Written exercise: From the listing below, return each line that includes "Ctrl".

>> begin Supplied records

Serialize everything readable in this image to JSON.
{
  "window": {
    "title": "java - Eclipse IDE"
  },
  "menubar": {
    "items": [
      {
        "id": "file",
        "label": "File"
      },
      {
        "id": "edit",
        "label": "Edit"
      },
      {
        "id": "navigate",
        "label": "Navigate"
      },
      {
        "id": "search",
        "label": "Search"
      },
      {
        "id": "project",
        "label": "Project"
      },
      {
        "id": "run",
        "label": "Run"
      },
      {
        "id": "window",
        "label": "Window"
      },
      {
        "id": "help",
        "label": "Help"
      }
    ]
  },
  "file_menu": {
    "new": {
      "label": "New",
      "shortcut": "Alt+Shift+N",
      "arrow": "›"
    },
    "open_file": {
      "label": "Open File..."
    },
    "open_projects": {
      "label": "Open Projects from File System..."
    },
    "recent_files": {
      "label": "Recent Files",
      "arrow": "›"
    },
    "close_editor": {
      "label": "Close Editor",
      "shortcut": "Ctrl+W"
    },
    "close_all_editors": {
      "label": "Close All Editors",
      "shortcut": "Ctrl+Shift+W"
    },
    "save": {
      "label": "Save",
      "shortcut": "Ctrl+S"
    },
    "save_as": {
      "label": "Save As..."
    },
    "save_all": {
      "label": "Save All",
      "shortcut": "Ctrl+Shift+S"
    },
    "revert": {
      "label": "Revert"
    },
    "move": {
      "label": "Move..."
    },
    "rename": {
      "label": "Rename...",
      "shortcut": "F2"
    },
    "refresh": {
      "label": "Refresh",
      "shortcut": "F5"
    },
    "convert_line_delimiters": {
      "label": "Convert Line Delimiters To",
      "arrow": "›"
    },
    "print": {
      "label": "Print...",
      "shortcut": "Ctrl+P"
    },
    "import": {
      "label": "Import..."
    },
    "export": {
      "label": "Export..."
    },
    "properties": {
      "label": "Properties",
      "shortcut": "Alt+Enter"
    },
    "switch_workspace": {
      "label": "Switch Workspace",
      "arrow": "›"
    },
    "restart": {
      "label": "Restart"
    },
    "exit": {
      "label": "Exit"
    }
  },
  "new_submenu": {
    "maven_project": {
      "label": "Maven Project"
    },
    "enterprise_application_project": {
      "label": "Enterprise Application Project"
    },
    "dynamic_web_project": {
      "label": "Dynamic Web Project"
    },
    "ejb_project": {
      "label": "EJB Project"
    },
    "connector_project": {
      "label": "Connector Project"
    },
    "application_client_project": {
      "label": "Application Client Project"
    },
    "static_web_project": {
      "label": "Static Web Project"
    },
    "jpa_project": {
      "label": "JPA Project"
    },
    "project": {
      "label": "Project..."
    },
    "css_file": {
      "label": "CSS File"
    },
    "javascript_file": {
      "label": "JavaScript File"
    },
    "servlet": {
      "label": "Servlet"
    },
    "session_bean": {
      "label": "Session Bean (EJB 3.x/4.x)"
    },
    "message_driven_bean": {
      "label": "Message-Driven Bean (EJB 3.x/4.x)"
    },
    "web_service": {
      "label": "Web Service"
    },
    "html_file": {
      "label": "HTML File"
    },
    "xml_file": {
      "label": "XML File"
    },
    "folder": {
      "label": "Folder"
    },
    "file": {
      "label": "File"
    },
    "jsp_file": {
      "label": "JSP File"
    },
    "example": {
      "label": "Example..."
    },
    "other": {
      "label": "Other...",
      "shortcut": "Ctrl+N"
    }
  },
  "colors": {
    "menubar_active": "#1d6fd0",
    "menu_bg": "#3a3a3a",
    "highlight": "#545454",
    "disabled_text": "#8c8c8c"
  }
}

>> end Supplied records

Solved exercise:
      "shortcut": "Ctrl+W"
      "shortcut": "Ctrl+Shift+W"
      "shortcut": "Ctrl+S"
      "shortcut": "Ctrl+Shift+S"
      "shortcut": "Ctrl+P"
      "shortcut": "Ctrl+N"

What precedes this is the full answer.